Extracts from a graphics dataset
## begin

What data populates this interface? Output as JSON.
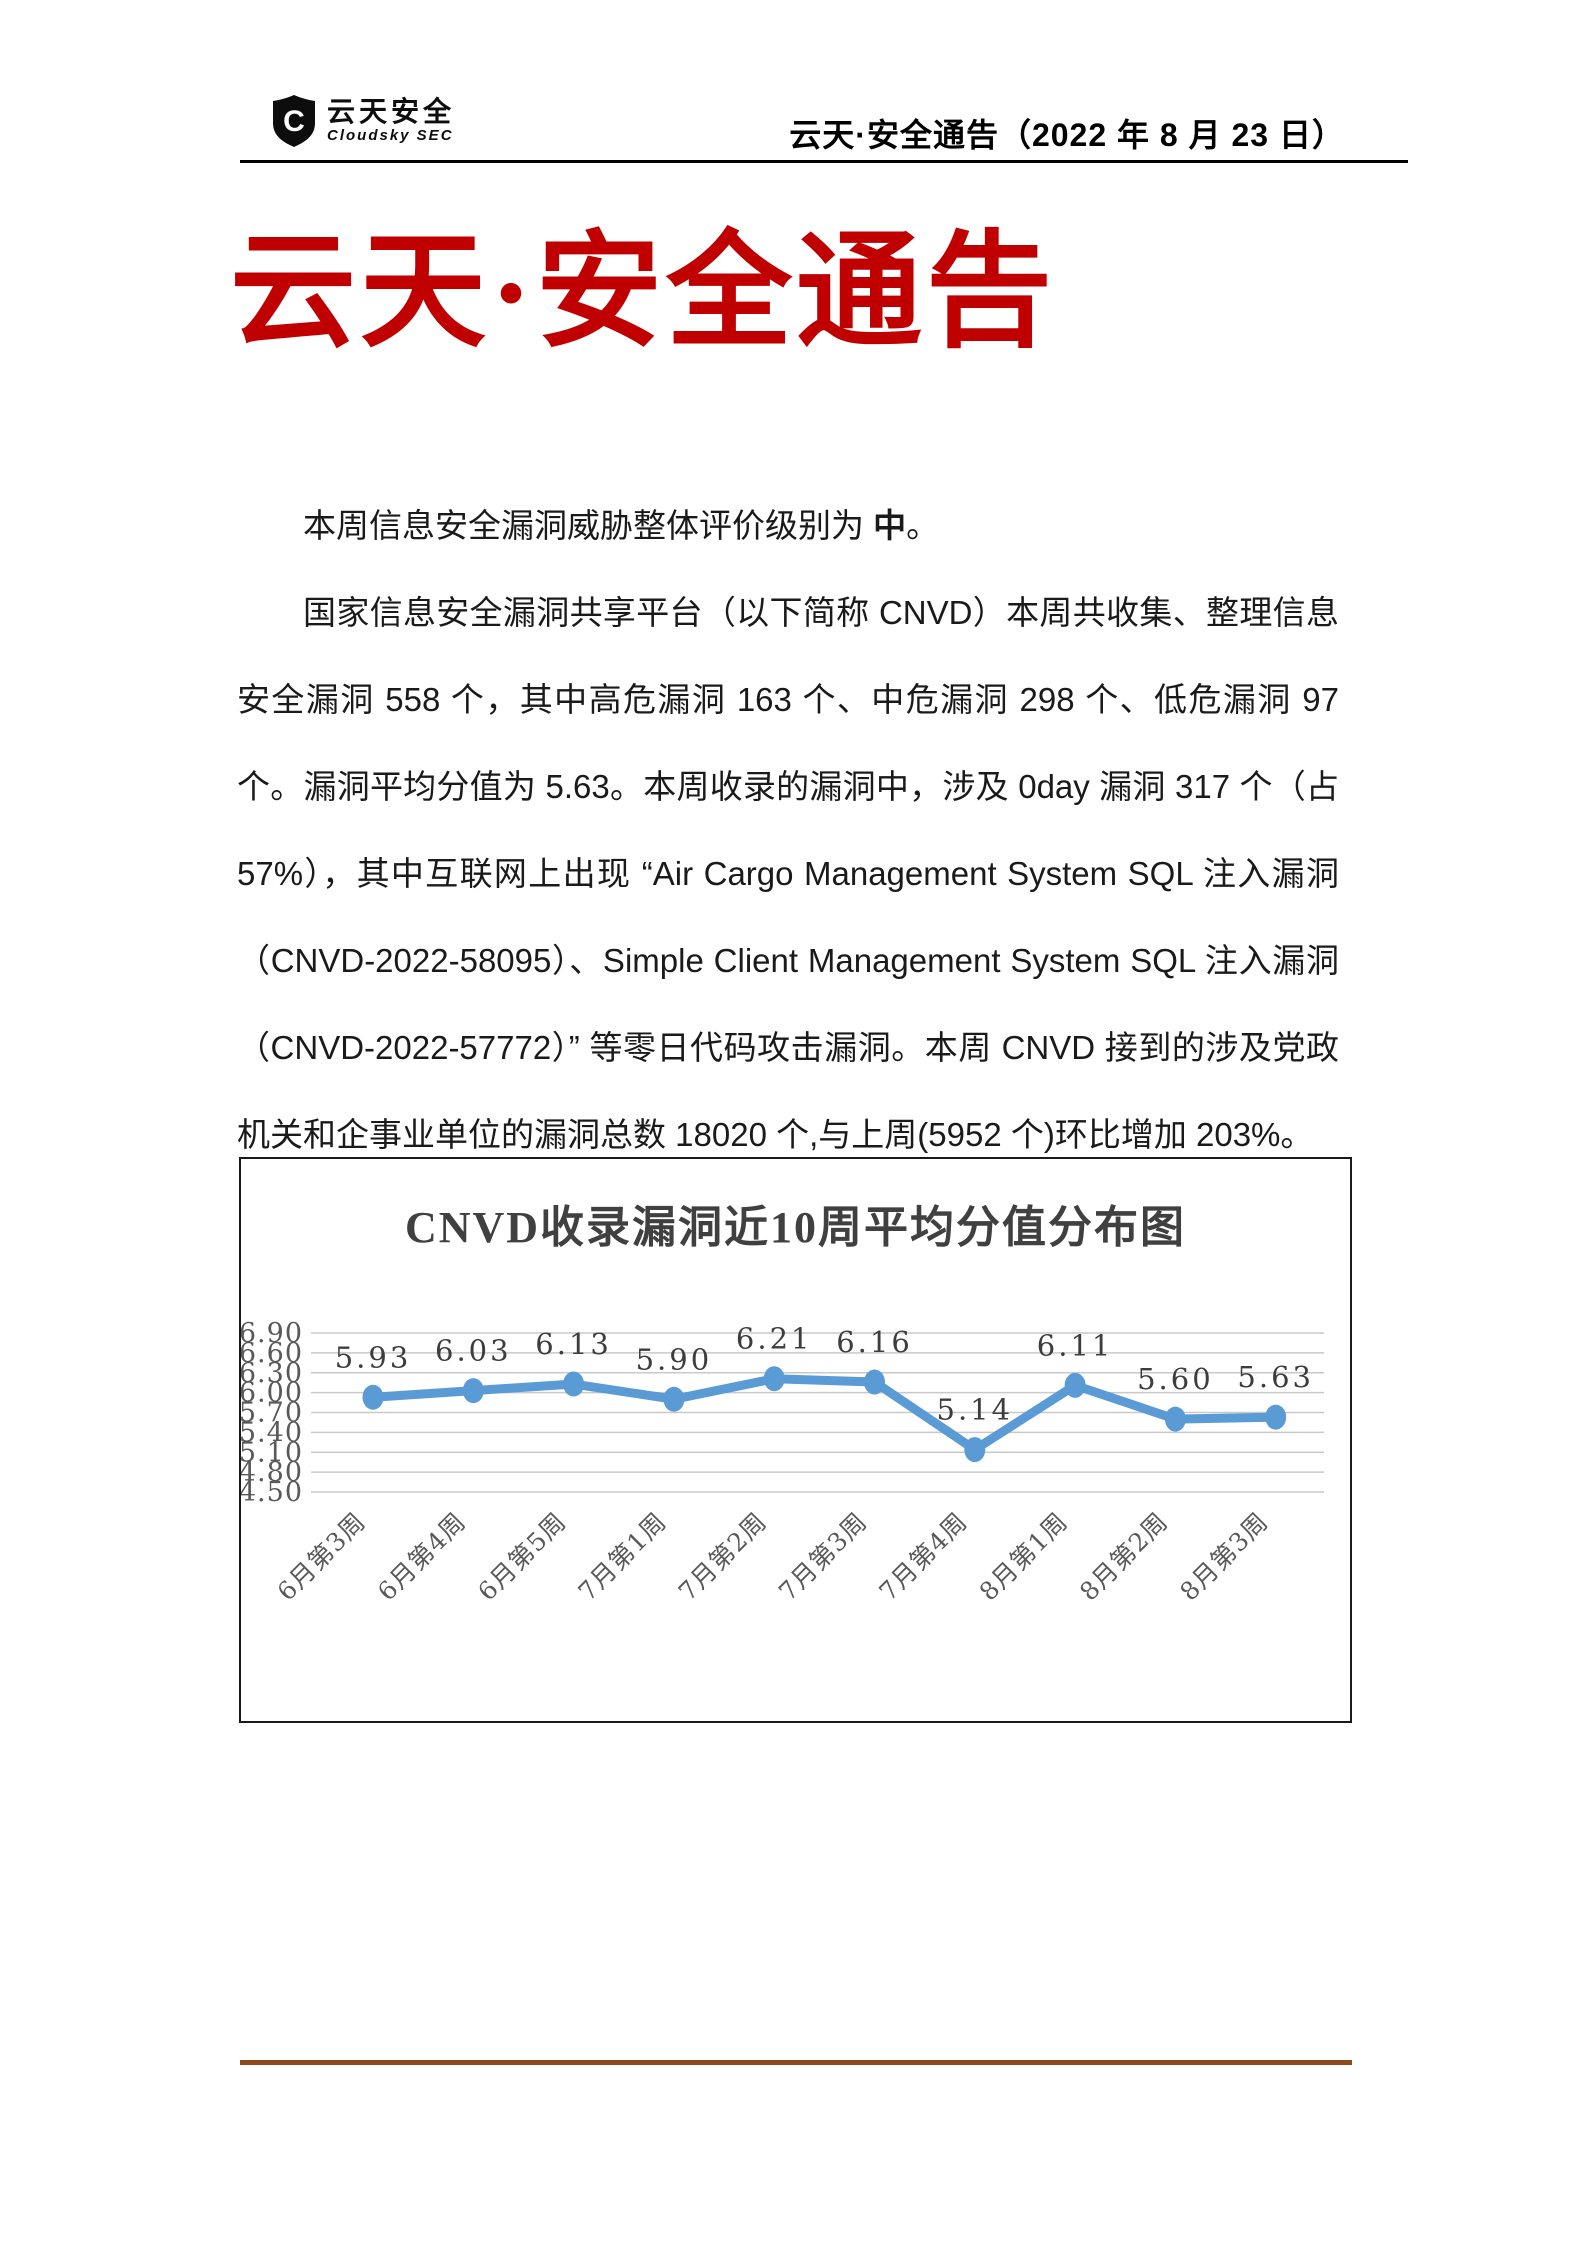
{
  "header": {
    "logo_name": "云天安全",
    "logo_sub": "Cloudsky SEC",
    "logo_icon": "shield-c-icon",
    "doc_ref": "云天·安全通告（2022 年 8 月 23 日）"
  },
  "title": "云天·安全通告",
  "body": {
    "p1_text": "本周信息安全漏洞威胁整体评价级别为 ",
    "p1_level": "中",
    "p1_end": "。",
    "p2": "国家信息安全漏洞共享平台（以下简称 CNVD）本周共收集、整理信息安全漏洞 558 个，其中高危漏洞 163 个、中危漏洞 298 个、低危漏洞 97 个。漏洞平均分值为 5.63。本周收录的漏洞中，涉及 0day 漏洞 317 个（占 57%），其中互联网上出现 “Air Cargo Management System SQL 注入漏洞（CNVD-2022-58095）、Simple Client Management System SQL 注入漏洞（CNVD-2022-57772）” 等零日代码攻击漏洞。本周 CNVD 接到的涉及党政机关和企事业单位的漏洞总数 18020 个,与上周(5952 个)环比增加 203%。"
  },
  "chart_data": {
    "type": "line",
    "title": "CNVD收录漏洞近10周平均分值分布图",
    "categories": [
      "6月第3周",
      "6月第4周",
      "6月第5周",
      "7月第1周",
      "7月第2周",
      "7月第3周",
      "7月第4周",
      "8月第1周",
      "8月第2周",
      "8月第3周"
    ],
    "values": [
      5.93,
      6.03,
      6.13,
      5.9,
      6.21,
      6.16,
      5.14,
      6.11,
      5.6,
      5.63
    ],
    "yticks": [
      6.9,
      6.6,
      6.3,
      6.0,
      5.7,
      5.4,
      5.1,
      4.8,
      4.5
    ],
    "ylim": [
      4.5,
      6.9
    ],
    "xlabel": "",
    "ylabel": "",
    "grid": true,
    "legend": "none",
    "line_color": "#5B9BD5",
    "grid_color": "#C9C9C9",
    "tick_label_color": "#595959",
    "data_label_color": "#3d3d3d"
  },
  "colors": {
    "title_red": "#C00000",
    "footer_line": "#8C4A1D"
  }
}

## end

Aim:
Give every record again exactly, apart from the pictures, which stay out.

Solution to the problem:
What data populates this interface? Output as JSON.
{
  "header": {
    "logo_name": "云天安全",
    "logo_sub": "Cloudsky SEC",
    "logo_icon": "shield-c-icon",
    "doc_ref": "云天·安全通告（2022 年 8 月 23 日）"
  },
  "title": "云天·安全通告",
  "body": {
    "p1_text": "本周信息安全漏洞威胁整体评价级别为 ",
    "p1_level": "中",
    "p1_end": "。",
    "p2": "国家信息安全漏洞共享平台（以下简称 CNVD）本周共收集、整理信息安全漏洞 558 个，其中高危漏洞 163 个、中危漏洞 298 个、低危漏洞 97 个。漏洞平均分值为 5.63。本周收录的漏洞中，涉及 0day 漏洞 317 个（占 57%），其中互联网上出现 “Air Cargo Management System SQL 注入漏洞（CNVD-2022-58095）、Simple Client Management System SQL 注入漏洞（CNVD-2022-57772）” 等零日代码攻击漏洞。本周 CNVD 接到的涉及党政机关和企事业单位的漏洞总数 18020 个,与上周(5952 个)环比增加 203%。"
  },
  "chart_data": {
    "type": "line",
    "title": "CNVD收录漏洞近10周平均分值分布图",
    "categories": [
      "6月第3周",
      "6月第4周",
      "6月第5周",
      "7月第1周",
      "7月第2周",
      "7月第3周",
      "7月第4周",
      "8月第1周",
      "8月第2周",
      "8月第3周"
    ],
    "values": [
      5.93,
      6.03,
      6.13,
      5.9,
      6.21,
      6.16,
      5.14,
      6.11,
      5.6,
      5.63
    ],
    "yticks": [
      6.9,
      6.6,
      6.3,
      6.0,
      5.7,
      5.4,
      5.1,
      4.8,
      4.5
    ],
    "ylim": [
      4.5,
      6.9
    ],
    "xlabel": "",
    "ylabel": "",
    "grid": true,
    "legend": "none",
    "line_color": "#5B9BD5",
    "grid_color": "#C9C9C9",
    "tick_label_color": "#595959",
    "data_label_color": "#3d3d3d"
  },
  "colors": {
    "title_red": "#C00000",
    "footer_line": "#8C4A1D"
  }
}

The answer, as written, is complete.